··· Listed records ···

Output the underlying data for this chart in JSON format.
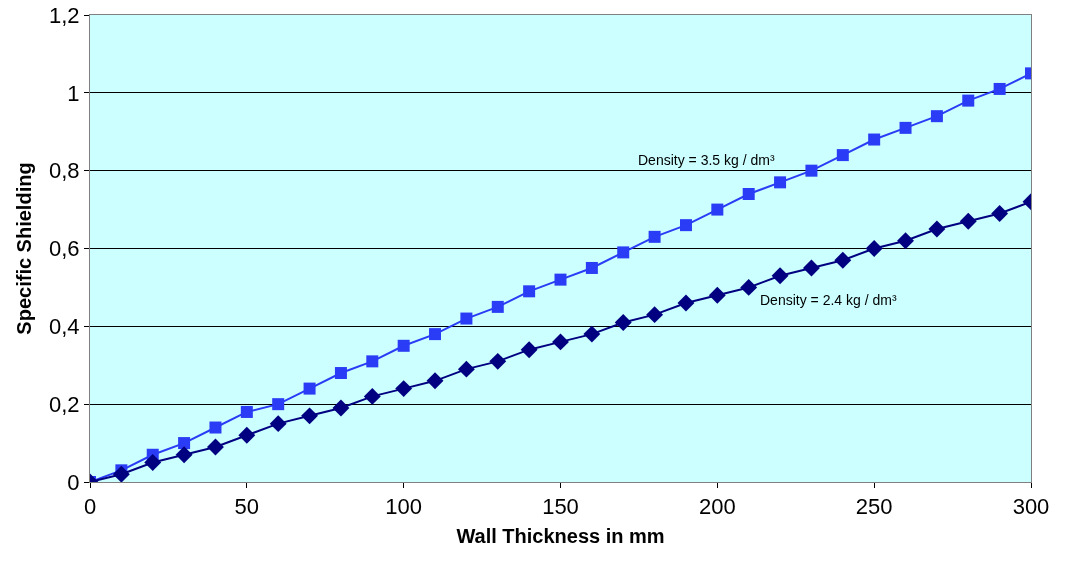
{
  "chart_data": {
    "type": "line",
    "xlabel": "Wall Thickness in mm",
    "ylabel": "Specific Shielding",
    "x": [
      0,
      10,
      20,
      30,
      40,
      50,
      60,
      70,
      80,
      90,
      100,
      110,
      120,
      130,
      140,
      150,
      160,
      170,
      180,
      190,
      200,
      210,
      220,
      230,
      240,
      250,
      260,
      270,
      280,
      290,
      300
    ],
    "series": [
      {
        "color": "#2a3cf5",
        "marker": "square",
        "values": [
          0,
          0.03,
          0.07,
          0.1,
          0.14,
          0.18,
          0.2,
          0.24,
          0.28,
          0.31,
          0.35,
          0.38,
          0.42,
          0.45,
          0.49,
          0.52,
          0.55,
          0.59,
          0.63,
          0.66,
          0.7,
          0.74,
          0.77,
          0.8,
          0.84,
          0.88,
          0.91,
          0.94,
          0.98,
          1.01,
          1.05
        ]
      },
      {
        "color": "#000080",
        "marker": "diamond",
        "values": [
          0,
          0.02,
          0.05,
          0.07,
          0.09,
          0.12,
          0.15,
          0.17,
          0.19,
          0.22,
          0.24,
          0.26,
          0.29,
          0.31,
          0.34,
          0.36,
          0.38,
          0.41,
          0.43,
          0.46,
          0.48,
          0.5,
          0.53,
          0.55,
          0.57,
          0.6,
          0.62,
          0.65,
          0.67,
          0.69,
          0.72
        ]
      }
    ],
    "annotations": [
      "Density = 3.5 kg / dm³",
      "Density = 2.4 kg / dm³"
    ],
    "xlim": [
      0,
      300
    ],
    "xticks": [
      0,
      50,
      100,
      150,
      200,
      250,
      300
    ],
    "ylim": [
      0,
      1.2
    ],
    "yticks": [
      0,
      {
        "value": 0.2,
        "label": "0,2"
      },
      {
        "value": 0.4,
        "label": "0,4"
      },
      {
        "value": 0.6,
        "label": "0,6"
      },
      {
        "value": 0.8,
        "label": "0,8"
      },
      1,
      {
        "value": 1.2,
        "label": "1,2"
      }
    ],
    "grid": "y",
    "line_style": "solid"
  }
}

···
··· Listed records ···

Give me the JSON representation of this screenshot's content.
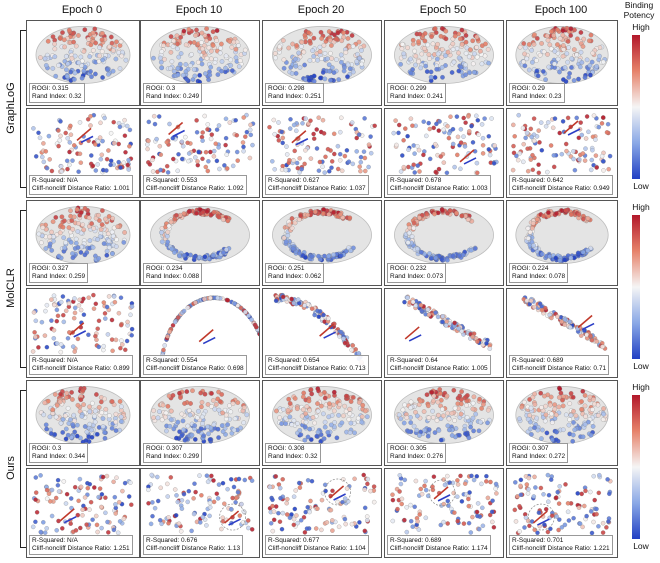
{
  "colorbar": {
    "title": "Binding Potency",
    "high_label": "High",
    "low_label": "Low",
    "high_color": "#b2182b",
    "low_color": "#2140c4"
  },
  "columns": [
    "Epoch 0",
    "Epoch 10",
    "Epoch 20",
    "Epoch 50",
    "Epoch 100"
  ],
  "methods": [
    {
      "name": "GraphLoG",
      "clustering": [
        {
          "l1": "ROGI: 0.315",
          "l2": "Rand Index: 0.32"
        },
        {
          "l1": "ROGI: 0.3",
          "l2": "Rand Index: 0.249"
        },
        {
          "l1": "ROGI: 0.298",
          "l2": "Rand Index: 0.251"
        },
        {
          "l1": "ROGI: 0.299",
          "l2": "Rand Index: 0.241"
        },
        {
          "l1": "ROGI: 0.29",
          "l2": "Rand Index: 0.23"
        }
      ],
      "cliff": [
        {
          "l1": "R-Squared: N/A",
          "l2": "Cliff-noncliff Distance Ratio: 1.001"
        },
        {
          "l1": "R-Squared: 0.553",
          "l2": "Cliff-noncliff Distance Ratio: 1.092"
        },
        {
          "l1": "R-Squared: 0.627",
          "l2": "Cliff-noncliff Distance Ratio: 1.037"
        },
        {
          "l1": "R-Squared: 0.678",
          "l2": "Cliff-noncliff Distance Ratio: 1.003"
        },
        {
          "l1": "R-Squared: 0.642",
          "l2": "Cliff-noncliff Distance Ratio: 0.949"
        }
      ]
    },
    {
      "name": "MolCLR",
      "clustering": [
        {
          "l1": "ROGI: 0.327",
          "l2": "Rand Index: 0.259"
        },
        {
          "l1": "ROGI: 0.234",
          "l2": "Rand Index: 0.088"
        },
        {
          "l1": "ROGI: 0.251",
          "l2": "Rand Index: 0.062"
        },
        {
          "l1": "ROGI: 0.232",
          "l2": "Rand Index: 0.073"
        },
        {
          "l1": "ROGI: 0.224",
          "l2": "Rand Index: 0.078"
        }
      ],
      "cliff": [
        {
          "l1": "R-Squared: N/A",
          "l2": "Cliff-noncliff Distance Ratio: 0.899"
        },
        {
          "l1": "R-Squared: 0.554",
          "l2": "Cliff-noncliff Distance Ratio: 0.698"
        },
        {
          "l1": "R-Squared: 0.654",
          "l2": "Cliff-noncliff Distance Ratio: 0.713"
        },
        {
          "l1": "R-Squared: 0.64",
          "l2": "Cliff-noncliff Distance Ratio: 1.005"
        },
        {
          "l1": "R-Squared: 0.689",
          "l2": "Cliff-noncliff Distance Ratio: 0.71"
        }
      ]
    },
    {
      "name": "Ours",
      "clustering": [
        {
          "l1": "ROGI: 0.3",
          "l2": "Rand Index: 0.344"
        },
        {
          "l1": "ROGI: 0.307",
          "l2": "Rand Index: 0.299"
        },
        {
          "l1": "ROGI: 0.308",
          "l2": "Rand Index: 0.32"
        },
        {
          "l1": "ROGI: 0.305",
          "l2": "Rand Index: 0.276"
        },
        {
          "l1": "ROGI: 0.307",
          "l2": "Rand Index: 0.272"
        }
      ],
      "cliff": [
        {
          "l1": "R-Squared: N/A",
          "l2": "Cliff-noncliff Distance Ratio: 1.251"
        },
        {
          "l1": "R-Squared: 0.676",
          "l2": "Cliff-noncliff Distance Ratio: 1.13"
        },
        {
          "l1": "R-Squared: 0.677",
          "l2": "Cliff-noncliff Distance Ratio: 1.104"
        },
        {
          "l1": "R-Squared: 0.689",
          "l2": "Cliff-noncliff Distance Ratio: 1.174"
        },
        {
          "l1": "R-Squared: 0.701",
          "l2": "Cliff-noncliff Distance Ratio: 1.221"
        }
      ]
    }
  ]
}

···

Pick out every line of the listing containing the word "this", and show those lines.

■ Output of the exercise ■
Output the underlying data for this chart in JSON format.
Give me the JSON representation of this screenshot's content.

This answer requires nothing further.